==== RAW DATA

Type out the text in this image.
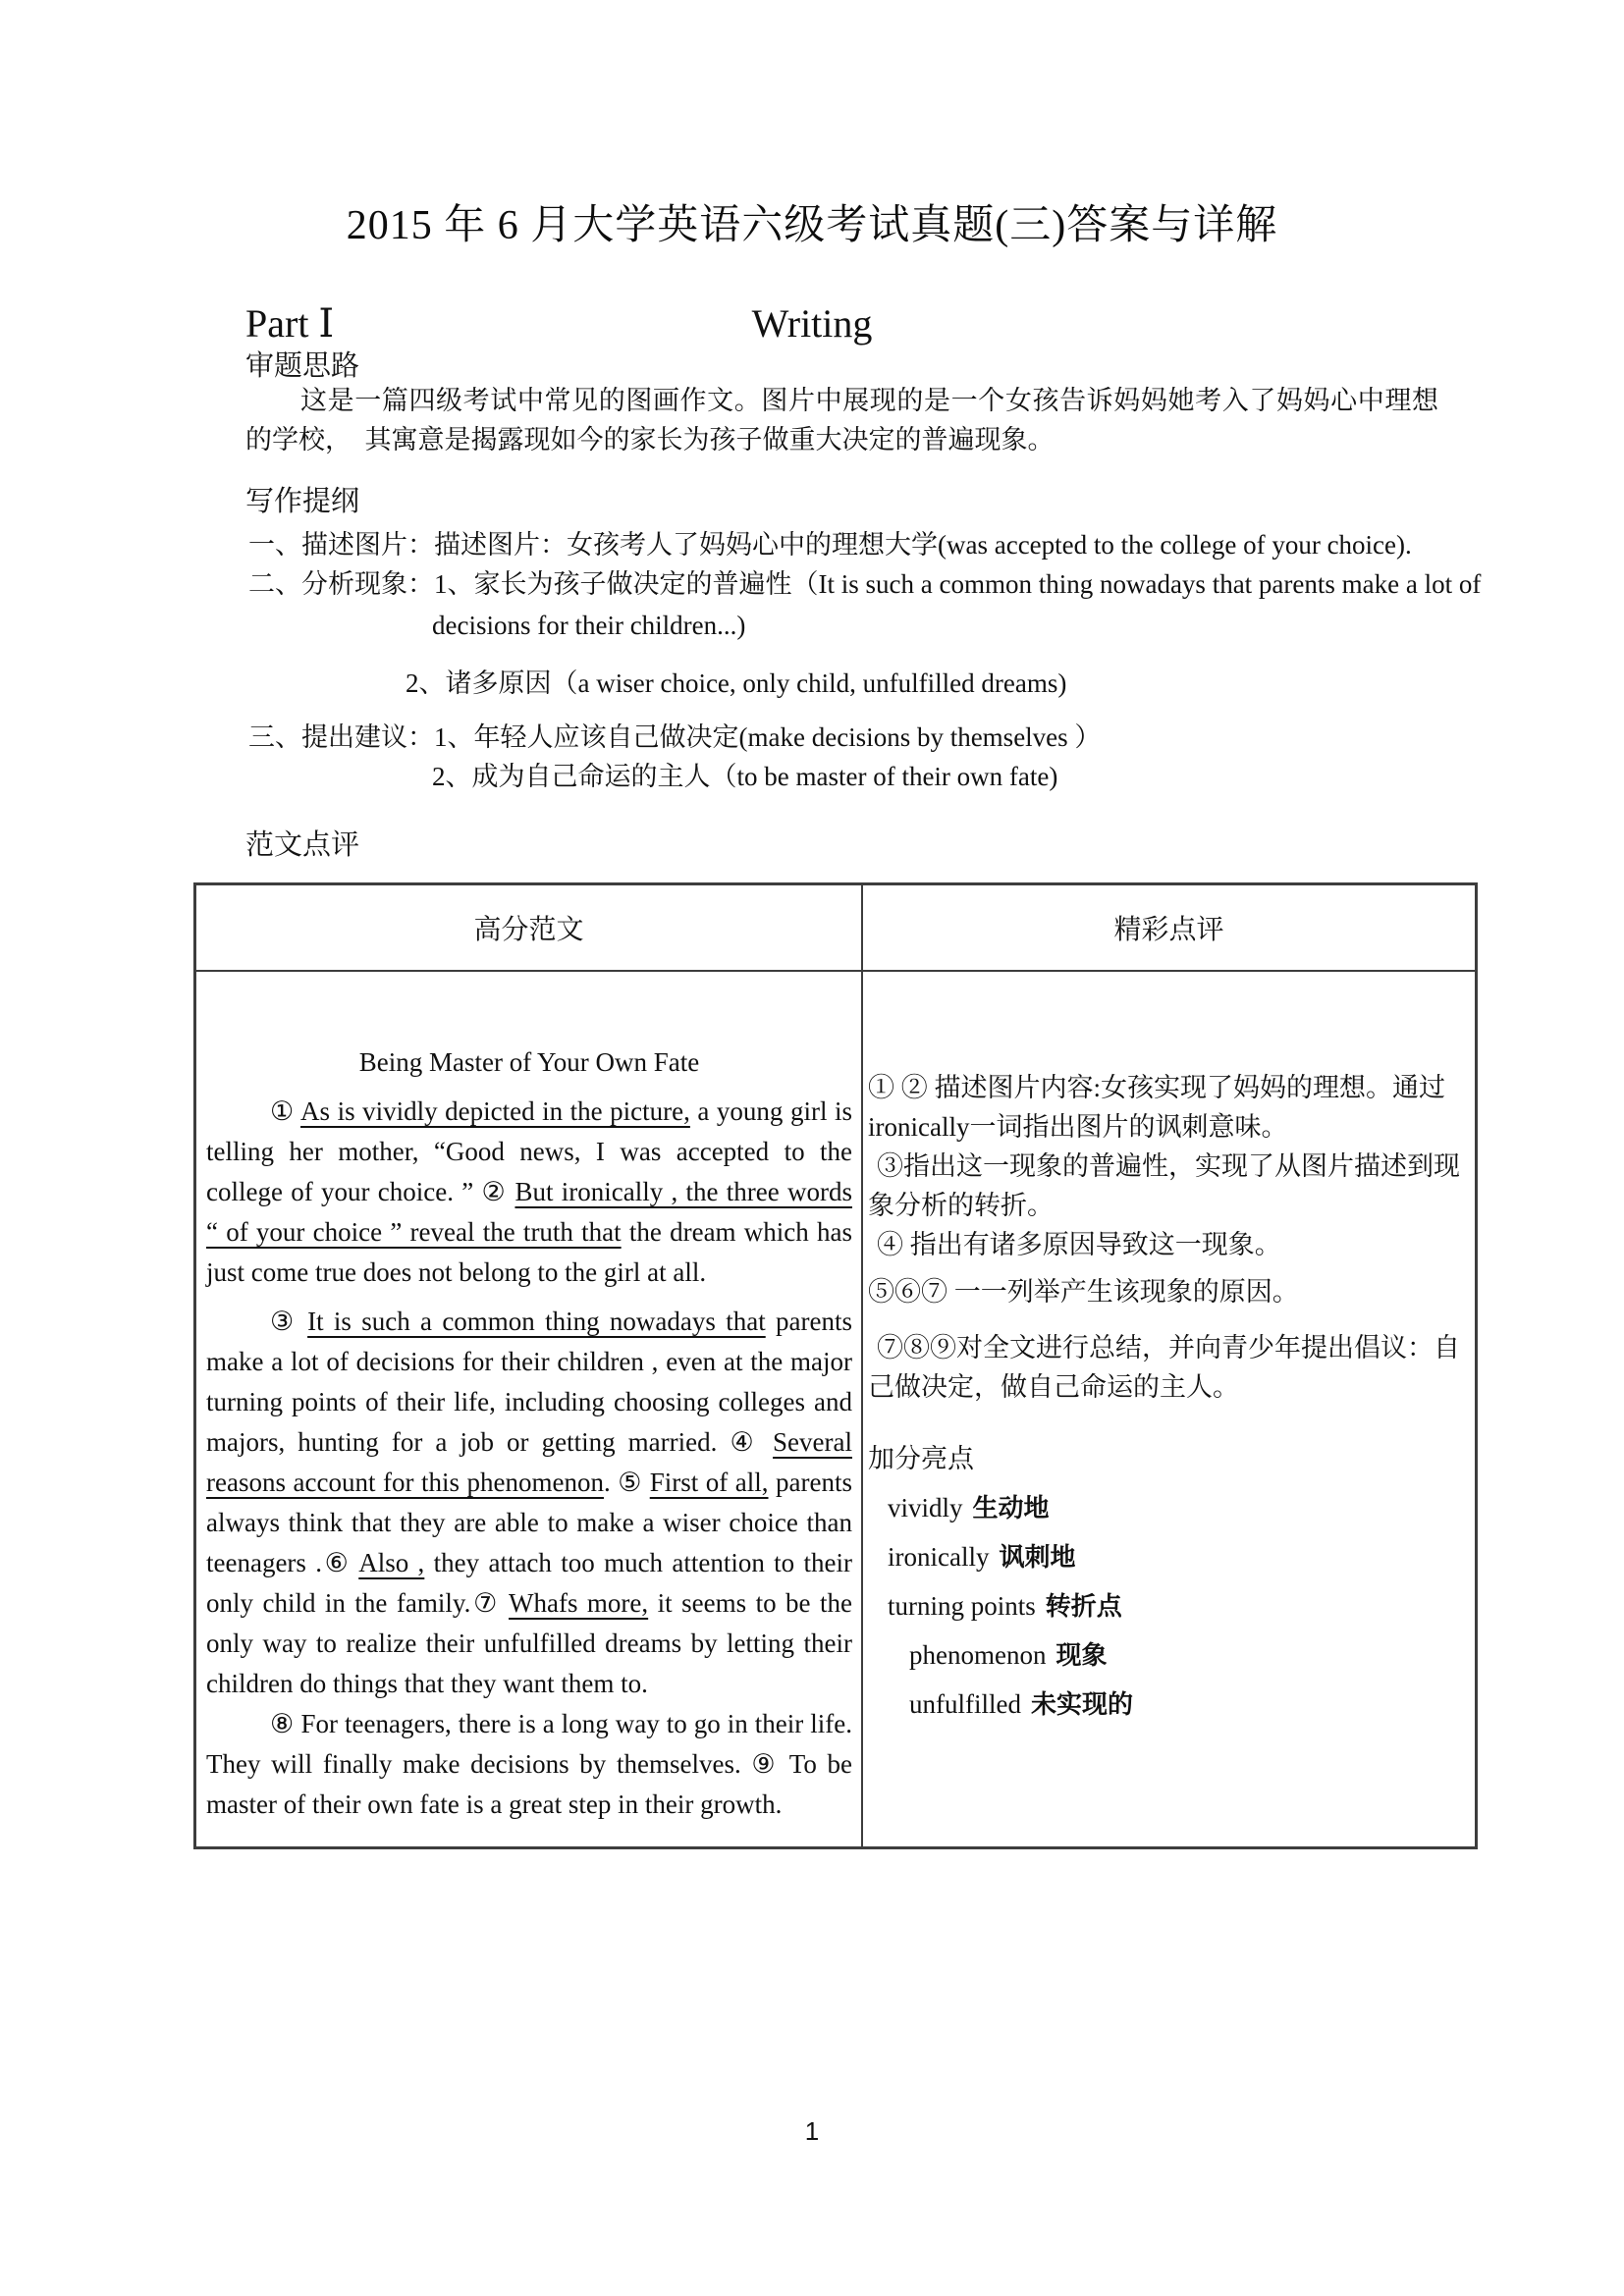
2015 年 6 月大学英语六级考试真题(三)答案与详解
Writing
Part Ⅰ
审题思路
这是一篇四级考试中常见的图画作文。图片中展现的是一个女孩告诉妈妈她考入了妈妈心中理想的学校，　其寓意是揭露现如今的家长为孩子做重大决定的普遍现象。
写作提纲
一、描述图片：描述图片：女孩考人了妈妈心中的理想大学(was accepted to the college of your choice).
二、分析现象：1、家长为孩子做决定的普遍性（It is such a common thing nowadays that parents make a lot of
decisions for their children...)
2、诸多原因（a wiser choice, only child, unfulfilled dreams)
三、提出建议：1、年轻人应该自己做决定(make decisions by themselves ）
2、成为自己命运的主人（to be master of their own fate)
范文点评
高分范文	精彩点评
Being Master of Your Own Fate

① As is vividly depicted in the picture, a young girl is telling her mother, “Good news, I was accepted to the college of your choice. ” ② But ironically , the three words “ of your choice ” reveal the truth that the dream which has just come true does not belong to the girl at all.

③ It is such a common thing nowadays that parents make a lot of decisions for their children , even at the major turning points of their life, including choosing colleges and majors, hunting for a job or getting married. ④ Several reasons account for this phenomenon. ⑤ First of all, parents always think that they are able to make a wiser choice than teenagers .⑥ Also , they attach too much attention to their only child in the family.⑦ Whafs more, it seems to be the only way to realize their unfulfilled dreams by letting their children do things that they want them to.

⑧ For teenagers, there is a long way to go in their life. They will finally make decisions by themselves. ⑨ To be master of their own fate is a great step in their growth.

① ② 描述图片内容:女孩实现了妈妈的理想。通过ironically一词指出图片的讽刺意味。

③指出这一现象的普遍性，实现了从图片描述到现象分析的转折。

④ 指出有诸多原因导致这一现象。

⑤⑥⑦ 一一列举产生该现象的原因。

⑦⑧⑨对全文进行总结，并向青少年提出倡议：自己做决定，做自己命运的主人。

加分亮点
vividly 生动地
ironically 讽刺地
turning points 转折点
phenomenon 现象
unfulfilled 未实现的
1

========

▸ **GOAL**
Count the lines in the entries above that include the string "this", then give only that figure.

▸ **ANSWER TO THE EXERCISE**
2